● EXCERPT TO READ
--------------------------------------------------

3.29 Unit Private Placement Proceeds. On or prior to the Effective Date, the Company shall have deposited, or shall have caused to be deposited, $3,900,000 of the proceeds from the Unit Private Placement to the Sponsor into the Trust Account and shall provide the Representative with evidence of the same. The Unit Private Placement shall be consummated on the Closing Date.

 

3.30 Amendments to Agreements. The Company shall not, without the prior written consent of the Representative, which shall not be unreasonably withheld or delayed, amend, modify or otherwise change the Warrant Agreement, Trust Agreement, Registration Rights Agreement, Subscription Agreements or Insider Letters except for any amendment to (a) conform any such agreement to the terms described in the Registration Statement or Prospectus, including any amendment or supplement thereto, (b) add to the representations, duties or obligations of the Company, or to surrender any right granted to the Company for the benefit of the other parties thereto, or (c) correct any clerical mistake or correct any printing, stenographic or clerical errors, or omissions; provided, however, that any such amendment or modification that adversely affects the rights of the Public Stockholders shall require the written consent of the Representative, which consent shall be in the sole discretion of the Representative.

--------------------------------------------------

● EXTRACTED MATERIAL
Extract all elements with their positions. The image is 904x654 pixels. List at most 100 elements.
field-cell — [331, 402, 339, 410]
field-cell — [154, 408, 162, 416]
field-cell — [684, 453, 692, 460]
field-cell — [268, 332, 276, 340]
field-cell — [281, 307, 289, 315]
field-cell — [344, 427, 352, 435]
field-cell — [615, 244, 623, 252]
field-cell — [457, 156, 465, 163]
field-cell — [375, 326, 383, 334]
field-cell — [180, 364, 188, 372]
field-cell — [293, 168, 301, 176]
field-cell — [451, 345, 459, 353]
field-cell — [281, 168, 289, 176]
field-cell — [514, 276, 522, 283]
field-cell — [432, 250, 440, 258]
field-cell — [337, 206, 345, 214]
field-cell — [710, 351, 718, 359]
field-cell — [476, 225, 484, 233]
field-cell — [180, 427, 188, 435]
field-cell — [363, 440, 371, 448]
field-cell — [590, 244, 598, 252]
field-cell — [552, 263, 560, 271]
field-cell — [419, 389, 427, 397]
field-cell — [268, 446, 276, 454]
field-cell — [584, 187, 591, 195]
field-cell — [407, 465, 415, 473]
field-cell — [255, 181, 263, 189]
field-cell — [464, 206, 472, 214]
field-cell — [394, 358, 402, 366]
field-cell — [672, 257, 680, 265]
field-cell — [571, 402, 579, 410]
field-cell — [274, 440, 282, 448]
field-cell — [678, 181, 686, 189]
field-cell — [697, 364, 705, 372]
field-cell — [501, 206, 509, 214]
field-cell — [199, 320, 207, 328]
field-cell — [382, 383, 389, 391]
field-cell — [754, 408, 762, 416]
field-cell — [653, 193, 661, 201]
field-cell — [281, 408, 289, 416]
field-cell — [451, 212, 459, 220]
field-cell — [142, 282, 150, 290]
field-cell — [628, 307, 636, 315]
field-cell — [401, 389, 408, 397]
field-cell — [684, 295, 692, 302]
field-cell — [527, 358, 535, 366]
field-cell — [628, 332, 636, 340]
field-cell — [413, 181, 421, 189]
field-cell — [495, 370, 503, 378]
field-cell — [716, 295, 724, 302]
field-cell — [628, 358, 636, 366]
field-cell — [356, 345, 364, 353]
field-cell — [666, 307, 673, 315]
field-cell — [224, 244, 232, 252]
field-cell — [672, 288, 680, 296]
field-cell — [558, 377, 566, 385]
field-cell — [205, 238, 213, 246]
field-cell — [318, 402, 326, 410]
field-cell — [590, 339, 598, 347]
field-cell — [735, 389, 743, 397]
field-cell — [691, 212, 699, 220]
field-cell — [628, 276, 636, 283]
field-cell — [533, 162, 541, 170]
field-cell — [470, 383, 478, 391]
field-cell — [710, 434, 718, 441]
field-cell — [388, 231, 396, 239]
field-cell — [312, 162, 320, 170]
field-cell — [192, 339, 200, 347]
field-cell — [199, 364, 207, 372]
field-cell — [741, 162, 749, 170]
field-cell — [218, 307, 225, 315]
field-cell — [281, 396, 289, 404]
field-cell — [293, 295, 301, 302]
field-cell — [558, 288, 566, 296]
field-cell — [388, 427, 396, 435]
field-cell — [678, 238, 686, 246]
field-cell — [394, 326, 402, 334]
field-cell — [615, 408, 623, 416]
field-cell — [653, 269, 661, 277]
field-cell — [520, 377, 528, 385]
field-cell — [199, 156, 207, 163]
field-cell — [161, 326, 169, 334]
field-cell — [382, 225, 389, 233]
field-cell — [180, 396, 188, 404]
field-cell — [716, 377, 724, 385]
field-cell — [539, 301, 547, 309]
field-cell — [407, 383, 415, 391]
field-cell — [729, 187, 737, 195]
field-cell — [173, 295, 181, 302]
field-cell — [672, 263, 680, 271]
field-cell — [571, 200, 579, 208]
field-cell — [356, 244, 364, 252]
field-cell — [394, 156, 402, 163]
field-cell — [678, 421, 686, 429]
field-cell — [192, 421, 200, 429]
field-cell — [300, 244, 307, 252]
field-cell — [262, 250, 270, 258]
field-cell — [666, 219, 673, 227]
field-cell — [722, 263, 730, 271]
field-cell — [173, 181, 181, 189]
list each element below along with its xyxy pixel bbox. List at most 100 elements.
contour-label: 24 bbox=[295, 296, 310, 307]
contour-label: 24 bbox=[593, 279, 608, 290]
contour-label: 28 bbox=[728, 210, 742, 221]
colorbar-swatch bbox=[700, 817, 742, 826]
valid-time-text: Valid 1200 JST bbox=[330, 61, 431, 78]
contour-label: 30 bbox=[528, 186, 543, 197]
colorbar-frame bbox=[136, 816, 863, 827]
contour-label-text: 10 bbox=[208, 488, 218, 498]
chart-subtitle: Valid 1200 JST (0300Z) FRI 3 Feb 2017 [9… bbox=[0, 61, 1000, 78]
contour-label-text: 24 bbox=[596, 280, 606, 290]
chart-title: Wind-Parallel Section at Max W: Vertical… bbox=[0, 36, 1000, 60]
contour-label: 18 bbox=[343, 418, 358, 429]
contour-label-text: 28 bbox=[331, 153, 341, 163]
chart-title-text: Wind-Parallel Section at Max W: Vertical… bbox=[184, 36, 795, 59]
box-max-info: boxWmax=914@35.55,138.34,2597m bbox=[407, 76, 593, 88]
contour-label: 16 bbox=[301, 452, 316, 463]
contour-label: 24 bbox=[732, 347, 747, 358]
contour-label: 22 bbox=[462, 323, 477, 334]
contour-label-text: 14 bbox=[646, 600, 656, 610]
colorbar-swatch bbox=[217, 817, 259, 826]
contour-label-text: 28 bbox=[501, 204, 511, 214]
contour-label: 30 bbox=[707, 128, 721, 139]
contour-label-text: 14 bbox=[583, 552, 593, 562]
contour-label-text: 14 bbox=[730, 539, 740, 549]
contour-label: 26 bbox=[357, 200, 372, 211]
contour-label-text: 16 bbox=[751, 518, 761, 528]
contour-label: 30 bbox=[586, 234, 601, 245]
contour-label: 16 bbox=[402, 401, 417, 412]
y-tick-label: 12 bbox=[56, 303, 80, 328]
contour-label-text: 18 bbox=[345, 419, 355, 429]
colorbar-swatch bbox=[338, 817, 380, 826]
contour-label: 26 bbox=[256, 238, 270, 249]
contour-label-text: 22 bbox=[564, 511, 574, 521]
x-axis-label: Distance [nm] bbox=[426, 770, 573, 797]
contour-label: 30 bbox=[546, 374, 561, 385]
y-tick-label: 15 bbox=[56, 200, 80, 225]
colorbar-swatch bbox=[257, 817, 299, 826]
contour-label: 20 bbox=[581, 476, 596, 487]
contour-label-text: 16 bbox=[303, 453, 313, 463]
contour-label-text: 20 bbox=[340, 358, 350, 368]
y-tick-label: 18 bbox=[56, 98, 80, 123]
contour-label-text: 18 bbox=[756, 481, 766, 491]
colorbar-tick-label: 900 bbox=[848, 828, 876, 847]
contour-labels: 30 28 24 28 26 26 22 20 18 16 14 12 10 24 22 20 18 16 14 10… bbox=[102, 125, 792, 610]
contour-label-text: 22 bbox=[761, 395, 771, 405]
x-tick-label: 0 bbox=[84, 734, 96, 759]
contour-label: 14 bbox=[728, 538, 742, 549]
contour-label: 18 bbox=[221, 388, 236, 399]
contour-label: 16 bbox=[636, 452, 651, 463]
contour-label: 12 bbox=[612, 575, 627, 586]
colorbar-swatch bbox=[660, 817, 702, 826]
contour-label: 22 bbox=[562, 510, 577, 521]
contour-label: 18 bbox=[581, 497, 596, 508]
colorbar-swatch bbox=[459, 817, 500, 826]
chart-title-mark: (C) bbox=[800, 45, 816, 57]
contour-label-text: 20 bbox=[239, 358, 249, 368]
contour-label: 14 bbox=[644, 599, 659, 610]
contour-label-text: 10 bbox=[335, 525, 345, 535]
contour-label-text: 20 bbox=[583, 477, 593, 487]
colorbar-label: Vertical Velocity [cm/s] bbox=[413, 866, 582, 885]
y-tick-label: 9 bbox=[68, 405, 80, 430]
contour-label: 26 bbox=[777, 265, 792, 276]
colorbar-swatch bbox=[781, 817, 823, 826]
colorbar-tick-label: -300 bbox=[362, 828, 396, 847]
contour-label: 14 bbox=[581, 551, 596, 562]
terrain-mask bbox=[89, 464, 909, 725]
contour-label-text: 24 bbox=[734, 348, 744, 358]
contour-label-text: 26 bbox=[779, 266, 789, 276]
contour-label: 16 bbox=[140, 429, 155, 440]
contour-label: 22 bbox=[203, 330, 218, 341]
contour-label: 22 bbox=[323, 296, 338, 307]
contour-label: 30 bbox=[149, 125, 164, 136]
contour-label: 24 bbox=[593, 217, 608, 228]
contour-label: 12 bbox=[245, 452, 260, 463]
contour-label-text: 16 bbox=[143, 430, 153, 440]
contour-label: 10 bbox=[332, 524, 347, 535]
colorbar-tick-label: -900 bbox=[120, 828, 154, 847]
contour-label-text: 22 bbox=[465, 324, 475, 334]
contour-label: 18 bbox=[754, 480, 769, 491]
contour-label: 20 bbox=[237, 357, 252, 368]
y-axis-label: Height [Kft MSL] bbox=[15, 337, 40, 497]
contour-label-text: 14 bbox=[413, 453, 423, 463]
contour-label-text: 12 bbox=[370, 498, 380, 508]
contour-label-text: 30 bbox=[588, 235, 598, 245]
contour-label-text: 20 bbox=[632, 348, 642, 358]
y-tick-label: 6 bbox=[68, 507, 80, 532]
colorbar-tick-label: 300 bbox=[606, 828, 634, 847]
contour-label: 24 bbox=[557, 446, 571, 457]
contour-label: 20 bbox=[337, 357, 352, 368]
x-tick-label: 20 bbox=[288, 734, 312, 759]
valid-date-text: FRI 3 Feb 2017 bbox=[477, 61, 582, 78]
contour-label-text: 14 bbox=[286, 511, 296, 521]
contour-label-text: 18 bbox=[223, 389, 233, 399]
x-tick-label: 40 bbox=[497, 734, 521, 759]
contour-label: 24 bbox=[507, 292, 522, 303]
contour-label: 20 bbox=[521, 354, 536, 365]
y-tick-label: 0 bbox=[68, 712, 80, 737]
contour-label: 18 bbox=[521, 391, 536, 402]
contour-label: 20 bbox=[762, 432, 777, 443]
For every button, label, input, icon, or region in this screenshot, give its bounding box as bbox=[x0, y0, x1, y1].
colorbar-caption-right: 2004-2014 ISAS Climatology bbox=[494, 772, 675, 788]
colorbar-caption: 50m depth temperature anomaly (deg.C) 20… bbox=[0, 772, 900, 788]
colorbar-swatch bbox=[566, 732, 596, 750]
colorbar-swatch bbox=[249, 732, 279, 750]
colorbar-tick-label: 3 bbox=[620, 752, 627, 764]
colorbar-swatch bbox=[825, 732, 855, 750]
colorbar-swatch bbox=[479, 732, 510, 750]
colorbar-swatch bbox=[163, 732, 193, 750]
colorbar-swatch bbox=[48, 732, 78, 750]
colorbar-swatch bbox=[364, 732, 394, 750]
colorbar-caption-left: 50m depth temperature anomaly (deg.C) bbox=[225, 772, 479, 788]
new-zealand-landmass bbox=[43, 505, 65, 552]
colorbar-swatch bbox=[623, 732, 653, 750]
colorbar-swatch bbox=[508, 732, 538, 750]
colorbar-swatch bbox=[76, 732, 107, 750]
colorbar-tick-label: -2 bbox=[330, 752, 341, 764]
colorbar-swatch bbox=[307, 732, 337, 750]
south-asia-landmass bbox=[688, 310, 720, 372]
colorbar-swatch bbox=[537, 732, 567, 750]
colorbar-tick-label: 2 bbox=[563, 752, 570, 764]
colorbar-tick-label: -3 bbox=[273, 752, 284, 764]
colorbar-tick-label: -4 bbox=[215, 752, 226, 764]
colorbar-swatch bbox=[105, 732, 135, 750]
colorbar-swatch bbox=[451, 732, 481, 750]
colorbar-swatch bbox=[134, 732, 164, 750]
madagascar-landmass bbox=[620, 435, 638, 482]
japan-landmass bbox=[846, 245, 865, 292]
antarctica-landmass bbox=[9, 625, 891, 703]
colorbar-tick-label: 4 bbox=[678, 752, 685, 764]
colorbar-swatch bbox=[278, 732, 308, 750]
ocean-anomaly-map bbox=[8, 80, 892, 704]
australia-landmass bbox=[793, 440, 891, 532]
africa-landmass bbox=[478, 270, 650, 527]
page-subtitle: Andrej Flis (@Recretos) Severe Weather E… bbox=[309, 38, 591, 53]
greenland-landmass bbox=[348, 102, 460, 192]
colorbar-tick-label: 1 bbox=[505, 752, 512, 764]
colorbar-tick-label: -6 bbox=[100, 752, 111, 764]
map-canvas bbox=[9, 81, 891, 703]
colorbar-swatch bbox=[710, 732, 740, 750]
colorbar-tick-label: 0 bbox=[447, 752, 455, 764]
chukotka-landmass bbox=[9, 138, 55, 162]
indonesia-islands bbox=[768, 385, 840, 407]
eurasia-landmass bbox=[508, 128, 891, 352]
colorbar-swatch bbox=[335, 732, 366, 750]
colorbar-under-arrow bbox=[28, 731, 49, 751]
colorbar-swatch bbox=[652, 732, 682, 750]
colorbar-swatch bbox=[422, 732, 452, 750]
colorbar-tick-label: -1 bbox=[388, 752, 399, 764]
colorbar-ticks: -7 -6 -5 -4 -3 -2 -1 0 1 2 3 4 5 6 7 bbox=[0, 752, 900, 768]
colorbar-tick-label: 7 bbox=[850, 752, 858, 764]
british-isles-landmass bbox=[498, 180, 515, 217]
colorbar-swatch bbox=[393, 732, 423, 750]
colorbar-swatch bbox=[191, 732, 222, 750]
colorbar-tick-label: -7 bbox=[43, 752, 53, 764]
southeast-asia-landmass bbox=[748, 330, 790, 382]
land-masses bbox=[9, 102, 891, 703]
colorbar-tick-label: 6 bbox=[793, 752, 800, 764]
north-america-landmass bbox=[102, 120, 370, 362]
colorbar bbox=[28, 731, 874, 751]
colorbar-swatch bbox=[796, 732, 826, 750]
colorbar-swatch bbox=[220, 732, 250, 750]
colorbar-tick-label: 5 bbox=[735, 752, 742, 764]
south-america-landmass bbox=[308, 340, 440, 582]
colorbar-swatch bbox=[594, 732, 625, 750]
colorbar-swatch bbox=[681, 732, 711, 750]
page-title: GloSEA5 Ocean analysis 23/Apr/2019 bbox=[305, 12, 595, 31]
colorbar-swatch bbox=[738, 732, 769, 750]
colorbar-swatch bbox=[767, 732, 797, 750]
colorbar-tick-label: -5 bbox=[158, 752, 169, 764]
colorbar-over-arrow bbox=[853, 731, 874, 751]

--------------------------------------------------

● REQUIREMENT
List every agreement or letter that the contract excerpt says the Company may not amend without the Representative's prior written consent. The records have no connection to the contract excerpt.

● COMPLETED EXERCISE
- Warrant Agreement
- Trust Agreement
- Registration Rights Agreement
- Subscription Agreements
- Insider Letters